**To do**
Write out the entries verbatim from the line containing "enumerate the UI" to the line containing "point-baseline-text: 각 방법의", both included, leaving out the pictures.

**Input rows**
##########

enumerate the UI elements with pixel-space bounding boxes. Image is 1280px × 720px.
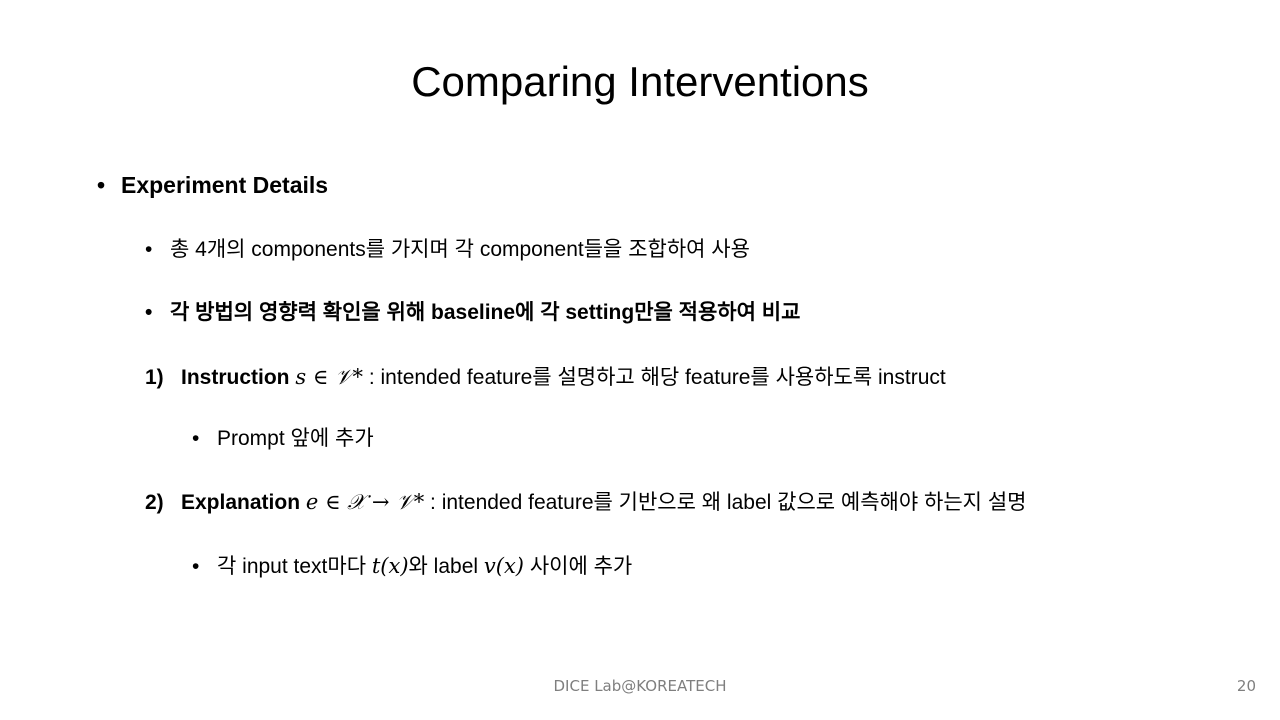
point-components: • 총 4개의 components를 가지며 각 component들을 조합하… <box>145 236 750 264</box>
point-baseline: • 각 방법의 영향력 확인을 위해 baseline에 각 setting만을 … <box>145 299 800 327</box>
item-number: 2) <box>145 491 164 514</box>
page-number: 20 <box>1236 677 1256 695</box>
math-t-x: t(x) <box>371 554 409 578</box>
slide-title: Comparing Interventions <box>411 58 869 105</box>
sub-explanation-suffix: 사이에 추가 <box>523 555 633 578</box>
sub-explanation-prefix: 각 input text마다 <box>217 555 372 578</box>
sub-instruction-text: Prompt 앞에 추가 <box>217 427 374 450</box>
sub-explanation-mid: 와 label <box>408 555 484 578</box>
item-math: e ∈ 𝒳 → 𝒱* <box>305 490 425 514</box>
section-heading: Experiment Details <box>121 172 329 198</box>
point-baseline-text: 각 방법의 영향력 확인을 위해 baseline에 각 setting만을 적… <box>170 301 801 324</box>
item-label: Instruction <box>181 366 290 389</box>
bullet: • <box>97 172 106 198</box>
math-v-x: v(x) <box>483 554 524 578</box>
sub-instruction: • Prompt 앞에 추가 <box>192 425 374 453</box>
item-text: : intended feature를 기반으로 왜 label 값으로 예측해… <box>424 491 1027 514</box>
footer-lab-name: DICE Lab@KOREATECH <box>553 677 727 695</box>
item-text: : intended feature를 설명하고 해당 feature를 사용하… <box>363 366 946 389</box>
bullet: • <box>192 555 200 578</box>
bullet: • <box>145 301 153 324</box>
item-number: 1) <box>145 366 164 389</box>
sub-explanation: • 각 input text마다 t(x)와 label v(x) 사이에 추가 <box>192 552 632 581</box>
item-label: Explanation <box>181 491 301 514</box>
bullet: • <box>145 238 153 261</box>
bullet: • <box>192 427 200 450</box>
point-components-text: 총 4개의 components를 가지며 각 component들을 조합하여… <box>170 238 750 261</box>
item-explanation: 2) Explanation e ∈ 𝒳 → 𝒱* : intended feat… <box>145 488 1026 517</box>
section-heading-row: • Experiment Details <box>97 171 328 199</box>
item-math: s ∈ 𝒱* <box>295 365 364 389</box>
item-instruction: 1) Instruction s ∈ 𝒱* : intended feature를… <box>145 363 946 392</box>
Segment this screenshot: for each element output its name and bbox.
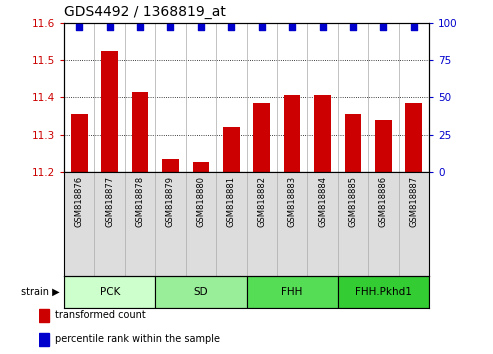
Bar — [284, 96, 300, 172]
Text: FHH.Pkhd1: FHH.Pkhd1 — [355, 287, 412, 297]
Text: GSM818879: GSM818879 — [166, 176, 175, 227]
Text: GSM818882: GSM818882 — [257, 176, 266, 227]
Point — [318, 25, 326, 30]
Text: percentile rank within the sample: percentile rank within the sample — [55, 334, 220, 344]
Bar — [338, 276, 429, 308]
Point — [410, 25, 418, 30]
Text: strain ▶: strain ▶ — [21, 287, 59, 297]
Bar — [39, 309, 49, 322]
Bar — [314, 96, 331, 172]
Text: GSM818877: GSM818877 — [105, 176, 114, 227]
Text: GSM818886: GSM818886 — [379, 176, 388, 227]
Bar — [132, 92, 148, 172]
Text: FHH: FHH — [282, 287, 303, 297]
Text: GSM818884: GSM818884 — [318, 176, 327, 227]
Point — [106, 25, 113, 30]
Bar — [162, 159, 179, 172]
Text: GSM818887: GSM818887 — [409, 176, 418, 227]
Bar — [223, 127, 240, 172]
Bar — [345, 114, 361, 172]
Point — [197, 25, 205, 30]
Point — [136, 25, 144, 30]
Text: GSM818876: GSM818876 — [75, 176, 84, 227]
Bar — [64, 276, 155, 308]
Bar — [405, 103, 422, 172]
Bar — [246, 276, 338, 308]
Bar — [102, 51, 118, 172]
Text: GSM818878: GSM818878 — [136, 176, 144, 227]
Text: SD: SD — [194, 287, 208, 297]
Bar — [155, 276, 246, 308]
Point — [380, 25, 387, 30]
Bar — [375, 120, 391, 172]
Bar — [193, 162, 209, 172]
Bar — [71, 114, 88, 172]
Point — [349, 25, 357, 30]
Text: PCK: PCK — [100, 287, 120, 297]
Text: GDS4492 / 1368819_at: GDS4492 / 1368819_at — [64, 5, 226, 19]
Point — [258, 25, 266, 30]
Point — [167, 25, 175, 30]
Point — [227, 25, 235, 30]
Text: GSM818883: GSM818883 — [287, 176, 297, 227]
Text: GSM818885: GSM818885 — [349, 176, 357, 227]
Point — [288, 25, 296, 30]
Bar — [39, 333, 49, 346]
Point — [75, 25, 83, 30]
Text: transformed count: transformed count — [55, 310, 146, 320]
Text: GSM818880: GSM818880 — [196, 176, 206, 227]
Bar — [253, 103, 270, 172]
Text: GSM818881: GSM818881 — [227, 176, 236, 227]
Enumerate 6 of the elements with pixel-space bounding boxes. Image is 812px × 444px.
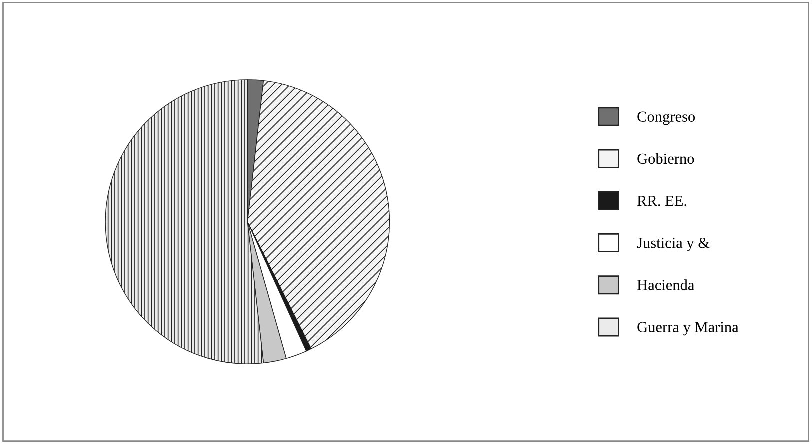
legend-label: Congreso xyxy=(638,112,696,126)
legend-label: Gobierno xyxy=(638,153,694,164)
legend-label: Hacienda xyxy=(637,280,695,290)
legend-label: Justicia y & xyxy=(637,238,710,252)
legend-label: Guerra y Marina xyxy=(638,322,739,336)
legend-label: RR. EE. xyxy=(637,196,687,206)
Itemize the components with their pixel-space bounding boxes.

##########

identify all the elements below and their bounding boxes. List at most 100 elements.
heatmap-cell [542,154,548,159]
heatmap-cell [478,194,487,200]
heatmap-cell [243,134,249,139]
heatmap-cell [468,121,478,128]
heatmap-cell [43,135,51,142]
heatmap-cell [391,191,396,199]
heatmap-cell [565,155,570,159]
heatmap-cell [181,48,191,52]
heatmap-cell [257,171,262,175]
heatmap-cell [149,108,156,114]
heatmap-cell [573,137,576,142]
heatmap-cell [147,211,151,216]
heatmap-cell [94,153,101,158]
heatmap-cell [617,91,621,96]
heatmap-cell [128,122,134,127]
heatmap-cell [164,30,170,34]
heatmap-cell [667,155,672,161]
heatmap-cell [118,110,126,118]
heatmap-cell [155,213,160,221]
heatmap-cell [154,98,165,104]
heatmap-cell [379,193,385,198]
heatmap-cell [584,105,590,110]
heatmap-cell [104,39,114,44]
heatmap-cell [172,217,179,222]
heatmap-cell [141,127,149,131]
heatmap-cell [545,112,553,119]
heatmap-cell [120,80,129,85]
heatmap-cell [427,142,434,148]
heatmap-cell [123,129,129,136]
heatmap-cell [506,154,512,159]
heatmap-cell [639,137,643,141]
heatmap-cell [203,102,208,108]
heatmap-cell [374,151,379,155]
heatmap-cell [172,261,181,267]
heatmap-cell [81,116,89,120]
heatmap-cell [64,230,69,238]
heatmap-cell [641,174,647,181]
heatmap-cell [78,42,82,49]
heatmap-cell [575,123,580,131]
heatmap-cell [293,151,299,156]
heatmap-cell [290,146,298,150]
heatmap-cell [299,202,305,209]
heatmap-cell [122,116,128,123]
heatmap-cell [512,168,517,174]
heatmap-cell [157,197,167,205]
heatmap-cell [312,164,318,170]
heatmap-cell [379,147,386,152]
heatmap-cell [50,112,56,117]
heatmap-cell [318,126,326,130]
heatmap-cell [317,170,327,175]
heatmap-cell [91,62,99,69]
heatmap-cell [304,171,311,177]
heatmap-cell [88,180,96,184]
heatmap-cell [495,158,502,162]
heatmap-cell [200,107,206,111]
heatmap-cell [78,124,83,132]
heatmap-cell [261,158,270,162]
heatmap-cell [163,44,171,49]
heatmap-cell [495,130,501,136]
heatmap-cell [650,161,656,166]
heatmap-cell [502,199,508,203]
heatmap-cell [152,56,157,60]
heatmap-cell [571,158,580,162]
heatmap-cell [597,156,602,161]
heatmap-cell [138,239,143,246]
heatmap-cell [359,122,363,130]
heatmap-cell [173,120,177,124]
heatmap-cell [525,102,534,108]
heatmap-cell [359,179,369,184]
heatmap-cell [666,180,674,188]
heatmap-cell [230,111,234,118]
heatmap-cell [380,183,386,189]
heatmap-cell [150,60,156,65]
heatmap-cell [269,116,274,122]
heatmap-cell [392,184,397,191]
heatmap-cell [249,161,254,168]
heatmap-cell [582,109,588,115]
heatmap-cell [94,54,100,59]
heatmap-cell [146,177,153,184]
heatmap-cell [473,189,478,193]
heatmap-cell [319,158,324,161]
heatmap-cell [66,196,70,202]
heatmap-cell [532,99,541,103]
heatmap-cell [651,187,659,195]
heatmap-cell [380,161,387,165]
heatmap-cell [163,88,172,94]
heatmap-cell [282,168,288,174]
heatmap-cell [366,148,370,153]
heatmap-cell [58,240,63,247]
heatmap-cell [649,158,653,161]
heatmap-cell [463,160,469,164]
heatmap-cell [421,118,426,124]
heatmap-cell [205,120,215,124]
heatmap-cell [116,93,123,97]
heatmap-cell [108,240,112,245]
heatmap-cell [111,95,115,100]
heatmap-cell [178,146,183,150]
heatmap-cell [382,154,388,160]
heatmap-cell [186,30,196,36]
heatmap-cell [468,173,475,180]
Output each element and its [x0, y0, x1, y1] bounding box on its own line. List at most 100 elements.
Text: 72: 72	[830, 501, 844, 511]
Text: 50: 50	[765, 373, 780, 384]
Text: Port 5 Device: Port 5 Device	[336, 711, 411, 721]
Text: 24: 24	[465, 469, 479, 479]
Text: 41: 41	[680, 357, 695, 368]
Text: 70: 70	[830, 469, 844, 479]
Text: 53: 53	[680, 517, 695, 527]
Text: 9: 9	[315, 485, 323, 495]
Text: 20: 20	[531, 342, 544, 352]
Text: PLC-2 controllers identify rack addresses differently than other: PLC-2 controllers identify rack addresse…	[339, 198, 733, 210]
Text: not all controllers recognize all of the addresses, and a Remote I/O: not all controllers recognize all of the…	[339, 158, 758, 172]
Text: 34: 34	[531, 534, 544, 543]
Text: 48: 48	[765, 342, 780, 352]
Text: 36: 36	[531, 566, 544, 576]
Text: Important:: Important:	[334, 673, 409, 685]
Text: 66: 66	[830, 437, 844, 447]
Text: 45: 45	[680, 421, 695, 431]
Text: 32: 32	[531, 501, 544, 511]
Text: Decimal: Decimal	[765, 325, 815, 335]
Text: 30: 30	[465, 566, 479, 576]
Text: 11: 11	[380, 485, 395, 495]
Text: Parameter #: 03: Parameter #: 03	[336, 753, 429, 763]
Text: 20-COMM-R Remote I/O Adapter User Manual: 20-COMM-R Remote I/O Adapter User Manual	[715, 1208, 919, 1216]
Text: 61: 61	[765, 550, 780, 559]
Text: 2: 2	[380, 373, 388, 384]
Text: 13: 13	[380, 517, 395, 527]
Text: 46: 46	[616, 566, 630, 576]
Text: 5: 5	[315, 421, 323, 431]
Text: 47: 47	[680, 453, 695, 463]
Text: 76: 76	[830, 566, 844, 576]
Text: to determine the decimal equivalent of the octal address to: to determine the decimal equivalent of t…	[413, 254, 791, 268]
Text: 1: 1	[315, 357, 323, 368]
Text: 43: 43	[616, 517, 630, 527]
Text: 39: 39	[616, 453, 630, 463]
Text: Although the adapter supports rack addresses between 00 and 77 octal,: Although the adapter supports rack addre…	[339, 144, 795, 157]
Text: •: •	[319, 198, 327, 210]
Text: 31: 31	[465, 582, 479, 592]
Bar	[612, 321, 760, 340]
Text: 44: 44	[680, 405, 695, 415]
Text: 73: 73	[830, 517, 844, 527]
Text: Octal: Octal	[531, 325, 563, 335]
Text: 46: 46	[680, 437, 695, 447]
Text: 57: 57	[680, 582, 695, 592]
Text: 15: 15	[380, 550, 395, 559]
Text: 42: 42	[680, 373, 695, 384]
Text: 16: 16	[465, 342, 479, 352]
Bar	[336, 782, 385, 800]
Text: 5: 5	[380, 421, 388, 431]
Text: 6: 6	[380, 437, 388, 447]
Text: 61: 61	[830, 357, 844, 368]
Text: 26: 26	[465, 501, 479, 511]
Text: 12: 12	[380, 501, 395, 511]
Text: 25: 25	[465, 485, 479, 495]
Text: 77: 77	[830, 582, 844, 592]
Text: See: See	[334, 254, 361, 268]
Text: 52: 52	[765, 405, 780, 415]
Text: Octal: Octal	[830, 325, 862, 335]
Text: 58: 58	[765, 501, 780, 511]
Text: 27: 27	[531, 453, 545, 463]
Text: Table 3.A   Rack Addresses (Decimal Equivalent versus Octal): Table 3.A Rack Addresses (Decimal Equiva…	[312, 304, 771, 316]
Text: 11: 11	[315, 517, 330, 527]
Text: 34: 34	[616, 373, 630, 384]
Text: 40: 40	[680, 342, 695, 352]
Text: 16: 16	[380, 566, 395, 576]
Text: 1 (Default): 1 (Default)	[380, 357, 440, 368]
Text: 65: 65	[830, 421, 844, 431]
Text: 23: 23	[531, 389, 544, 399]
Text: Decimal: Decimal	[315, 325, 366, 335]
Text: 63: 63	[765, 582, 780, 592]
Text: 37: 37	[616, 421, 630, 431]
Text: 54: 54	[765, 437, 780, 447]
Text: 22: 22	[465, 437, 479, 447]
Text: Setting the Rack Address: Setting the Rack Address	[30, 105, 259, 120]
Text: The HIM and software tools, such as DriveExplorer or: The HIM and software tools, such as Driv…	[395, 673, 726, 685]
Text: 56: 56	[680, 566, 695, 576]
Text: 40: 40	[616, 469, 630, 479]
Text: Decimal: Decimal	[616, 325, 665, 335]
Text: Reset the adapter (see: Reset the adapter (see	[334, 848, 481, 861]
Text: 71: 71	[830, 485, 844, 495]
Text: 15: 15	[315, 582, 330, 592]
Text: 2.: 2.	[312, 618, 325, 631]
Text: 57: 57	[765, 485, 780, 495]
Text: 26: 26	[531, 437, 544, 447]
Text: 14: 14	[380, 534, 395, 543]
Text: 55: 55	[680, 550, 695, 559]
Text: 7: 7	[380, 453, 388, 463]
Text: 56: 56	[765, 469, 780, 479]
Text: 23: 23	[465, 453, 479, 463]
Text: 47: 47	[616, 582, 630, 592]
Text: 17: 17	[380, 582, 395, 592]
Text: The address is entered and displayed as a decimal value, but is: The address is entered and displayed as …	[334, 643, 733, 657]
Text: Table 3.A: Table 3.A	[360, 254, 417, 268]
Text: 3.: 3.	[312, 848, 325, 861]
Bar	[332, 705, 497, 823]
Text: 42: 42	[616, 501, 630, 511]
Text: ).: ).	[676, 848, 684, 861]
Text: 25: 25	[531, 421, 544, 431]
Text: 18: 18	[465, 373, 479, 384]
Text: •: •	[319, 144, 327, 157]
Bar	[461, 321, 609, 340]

##########

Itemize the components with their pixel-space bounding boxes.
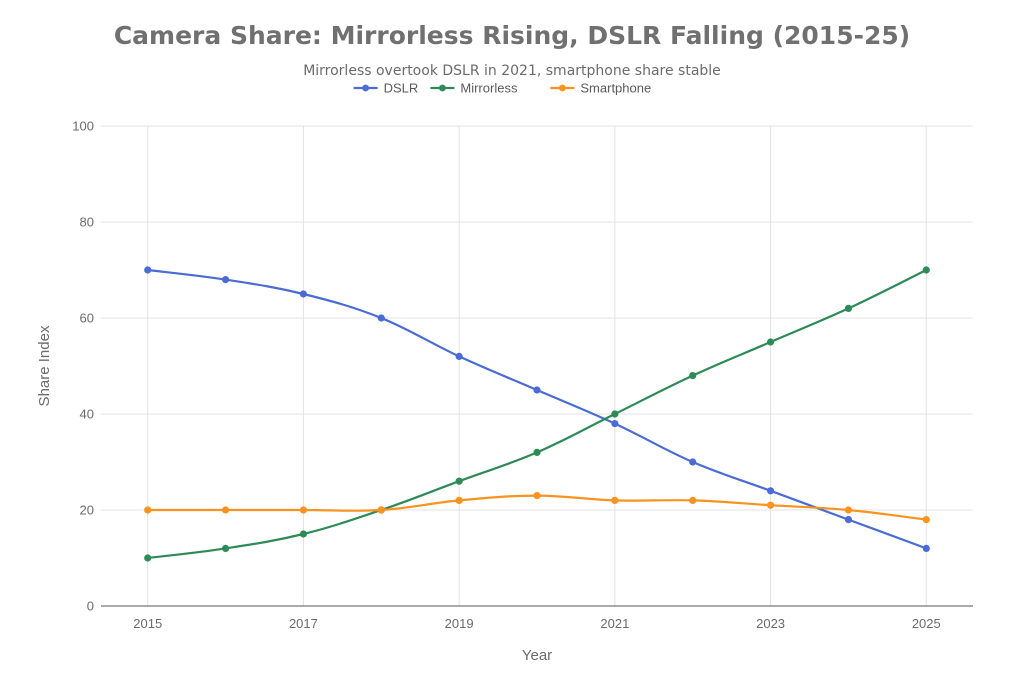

##########

**Output below**
enumerate the UI elements with pixel-space bounding boxes. Image is 1280px × 720px.
point-components: • 총 4개의 components를 가지며 각 component들을 조합하… <box>145 236 750 264</box>
point-baseline: • 각 방법의 영향력 확인을 위해 baseline에 각 setting만을 … <box>145 299 800 327</box>
item-number: 2) <box>145 491 164 514</box>
page-number: 20 <box>1236 677 1256 695</box>
math-t-x: t(x) <box>371 554 409 578</box>
slide-title: Comparing Interventions <box>411 58 869 105</box>
sub-explanation-suffix: 사이에 추가 <box>523 555 633 578</box>
sub-explanation-prefix: 각 input text마다 <box>217 555 372 578</box>
sub-instruction-text: Prompt 앞에 추가 <box>217 427 374 450</box>
sub-explanation-mid: 와 label <box>408 555 484 578</box>
item-math: e ∈ 𝒳 → 𝒱* <box>305 490 425 514</box>
section-heading: Experiment Details <box>121 172 329 198</box>
point-baseline-text: 각 방법의 영향력 확인을 위해 baseline에 각 setting만을 적… <box>170 301 801 324</box>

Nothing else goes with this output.